(Data excerpts)
★ ★ ★

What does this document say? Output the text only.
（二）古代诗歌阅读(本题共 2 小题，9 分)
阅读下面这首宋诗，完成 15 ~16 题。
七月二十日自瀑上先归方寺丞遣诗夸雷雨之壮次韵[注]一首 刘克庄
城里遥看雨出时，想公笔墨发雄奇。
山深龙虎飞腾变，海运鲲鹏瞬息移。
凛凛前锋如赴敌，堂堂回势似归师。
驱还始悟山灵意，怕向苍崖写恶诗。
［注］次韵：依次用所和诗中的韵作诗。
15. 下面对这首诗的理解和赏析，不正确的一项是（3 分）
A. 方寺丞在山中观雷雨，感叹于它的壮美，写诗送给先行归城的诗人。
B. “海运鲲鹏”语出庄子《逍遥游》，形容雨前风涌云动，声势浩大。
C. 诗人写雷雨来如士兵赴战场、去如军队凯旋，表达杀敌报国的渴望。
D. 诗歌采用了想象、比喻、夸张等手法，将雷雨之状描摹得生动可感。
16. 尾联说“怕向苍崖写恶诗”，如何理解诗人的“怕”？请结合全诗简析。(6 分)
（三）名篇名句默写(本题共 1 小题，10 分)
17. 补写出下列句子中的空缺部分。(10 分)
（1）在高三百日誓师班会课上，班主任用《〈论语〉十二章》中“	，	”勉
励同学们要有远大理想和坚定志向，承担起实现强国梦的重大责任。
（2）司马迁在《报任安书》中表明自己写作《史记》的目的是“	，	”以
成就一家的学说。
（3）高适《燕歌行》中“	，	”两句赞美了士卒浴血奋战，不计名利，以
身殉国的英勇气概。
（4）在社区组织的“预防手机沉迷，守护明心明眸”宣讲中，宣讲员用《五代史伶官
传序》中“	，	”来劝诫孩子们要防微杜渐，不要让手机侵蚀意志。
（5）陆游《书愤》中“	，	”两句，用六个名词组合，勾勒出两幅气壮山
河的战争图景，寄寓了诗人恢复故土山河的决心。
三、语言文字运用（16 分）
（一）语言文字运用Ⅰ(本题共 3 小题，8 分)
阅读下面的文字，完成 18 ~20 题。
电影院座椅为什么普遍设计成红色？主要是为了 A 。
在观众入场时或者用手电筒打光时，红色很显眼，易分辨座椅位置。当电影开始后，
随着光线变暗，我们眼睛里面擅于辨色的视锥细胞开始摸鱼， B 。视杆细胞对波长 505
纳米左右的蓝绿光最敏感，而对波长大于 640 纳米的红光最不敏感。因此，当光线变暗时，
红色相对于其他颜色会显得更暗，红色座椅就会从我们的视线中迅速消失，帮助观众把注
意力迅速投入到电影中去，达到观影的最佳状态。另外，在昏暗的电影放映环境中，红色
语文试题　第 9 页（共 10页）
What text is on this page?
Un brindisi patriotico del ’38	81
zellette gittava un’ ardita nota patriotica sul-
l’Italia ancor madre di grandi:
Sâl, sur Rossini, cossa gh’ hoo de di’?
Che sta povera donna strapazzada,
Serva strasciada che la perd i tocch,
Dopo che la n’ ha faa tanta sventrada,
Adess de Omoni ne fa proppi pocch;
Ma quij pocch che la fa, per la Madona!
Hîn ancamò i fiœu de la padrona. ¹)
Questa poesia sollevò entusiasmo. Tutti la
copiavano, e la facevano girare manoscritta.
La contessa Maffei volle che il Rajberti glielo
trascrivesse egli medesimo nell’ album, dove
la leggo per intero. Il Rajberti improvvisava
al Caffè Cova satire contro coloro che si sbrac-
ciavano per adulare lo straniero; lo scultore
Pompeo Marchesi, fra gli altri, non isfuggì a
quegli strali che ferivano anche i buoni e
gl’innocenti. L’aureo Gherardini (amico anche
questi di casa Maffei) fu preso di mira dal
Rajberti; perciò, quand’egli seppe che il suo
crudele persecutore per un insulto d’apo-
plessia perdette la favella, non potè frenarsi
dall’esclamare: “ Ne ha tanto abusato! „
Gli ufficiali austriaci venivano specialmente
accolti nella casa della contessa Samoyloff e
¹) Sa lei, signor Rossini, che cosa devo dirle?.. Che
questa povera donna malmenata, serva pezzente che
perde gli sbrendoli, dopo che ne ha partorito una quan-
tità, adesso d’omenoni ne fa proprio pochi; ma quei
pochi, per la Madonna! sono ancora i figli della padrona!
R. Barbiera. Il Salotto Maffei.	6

★ ★ ★

### Problem
Write the complete data out, exactly as above.

### Final result
What does this document say? Output the text only.
（二）古代诗歌阅读(本题共 2 小题，9 分)
阅读下面这首宋诗，完成 15 ~16 题。
七月二十日自瀑上先归方寺丞遣诗夸雷雨之壮次韵[注]一首 刘克庄
城里遥看雨出时，想公笔墨发雄奇。
山深龙虎飞腾变，海运鲲鹏瞬息移。
凛凛前锋如赴敌，堂堂回势似归师。
驱还始悟山灵意，怕向苍崖写恶诗。
［注］次韵：依次用所和诗中的韵作诗。
15. 下面对这首诗的理解和赏析，不正确的一项是（3 分）
A. 方寺丞在山中观雷雨，感叹于它的壮美，写诗送给先行归城的诗人。
B. “海运鲲鹏”语出庄子《逍遥游》，形容雨前风涌云动，声势浩大。
C. 诗人写雷雨来如士兵赴战场、去如军队凯旋，表达杀敌报国的渴望。
D. 诗歌采用了想象、比喻、夸张等手法，将雷雨之状描摹得生动可感。
16. 尾联说“怕向苍崖写恶诗”，如何理解诗人的“怕”？请结合全诗简析。(6 分)
（三）名篇名句默写(本题共 1 小题，10 分)
17. 补写出下列句子中的空缺部分。(10 分)
（1）在高三百日誓师班会课上，班主任用《〈论语〉十二章》中“	，	”勉
励同学们要有远大理想和坚定志向，承担起实现强国梦的重大责任。
（2）司马迁在《报任安书》中表明自己写作《史记》的目的是“	，	”以
成就一家的学说。
（3）高适《燕歌行》中“	，	”两句赞美了士卒浴血奋战，不计名利，以
身殉国的英勇气概。
（4）在社区组织的“预防手机沉迷，守护明心明眸”宣讲中，宣讲员用《五代史伶官
传序》中“	，	”来劝诫孩子们要防微杜渐，不要让手机侵蚀意志。
（5）陆游《书愤》中“	，	”两句，用六个名词组合，勾勒出两幅气壮山
河的战争图景，寄寓了诗人恢复故土山河的决心。
三、语言文字运用（16 分）
（一）语言文字运用Ⅰ(本题共 3 小题，8 分)
阅读下面的文字，完成 18 ~20 题。
电影院座椅为什么普遍设计成红色？主要是为了 A 。
在观众入场时或者用手电筒打光时，红色很显眼，易分辨座椅位置。当电影开始后，
随着光线变暗，我们眼睛里面擅于辨色的视锥细胞开始摸鱼， B 。视杆细胞对波长 505
纳米左右的蓝绿光最敏感，而对波长大于 640 纳米的红光最不敏感。因此，当光线变暗时，
红色相对于其他颜色会显得更暗，红色座椅就会从我们的视线中迅速消失，帮助观众把注
意力迅速投入到电影中去，达到观影的最佳状态。另外，在昏暗的电影放映环境中，红色
语文试题　第 9 页（共 10页）
What text is on this page?
Un brindisi patriotico del ’38	81
zellette gittava un’ ardita nota patriotica sul-
l’Italia ancor madre di grandi:
Sâl, sur Rossini, cossa gh’ hoo de di’?
Che sta povera donna strapazzada,
Serva strasciada che la perd i tocch,
Dopo che la n’ ha faa tanta sventrada,
Adess de Omoni ne fa proppi pocch;
Ma quij pocch che la fa, per la Madona!
Hîn ancamò i fiœu de la padrona. ¹)
Questa poesia sollevò entusiasmo. Tutti la
copiavano, e la facevano girare manoscritta.
La contessa Maffei volle che il Rajberti glielo
trascrivesse egli medesimo nell’ album, dove
la leggo per intero. Il Rajberti improvvisava
al Caffè Cova satire contro coloro che si sbrac-
ciavano per adulare lo straniero; lo scultore
Pompeo Marchesi, fra gli altri, non isfuggì a
quegli strali che ferivano anche i buoni e
gl’innocenti. L’aureo Gherardini (amico anche
questi di casa Maffei) fu preso di mira dal
Rajberti; perciò, quand’egli seppe che il suo
crudele persecutore per un insulto d’apo-
plessia perdette la favella, non potè frenarsi
dall’esclamare: “ Ne ha tanto abusato! „
Gli ufficiali austriaci venivano specialmente
accolti nella casa della contessa Samoyloff e
¹) Sa lei, signor Rossini, che cosa devo dirle?.. Che
questa povera donna malmenata, serva pezzente che
perde gli sbrendoli, dopo che ne ha partorito una quan-
tità, adesso d’omenoni ne fa proprio pochi; ma quei
pochi, per la Madonna! sono ancora i figli della padrona!
R. Barbiera. Il Salotto Maffei.	6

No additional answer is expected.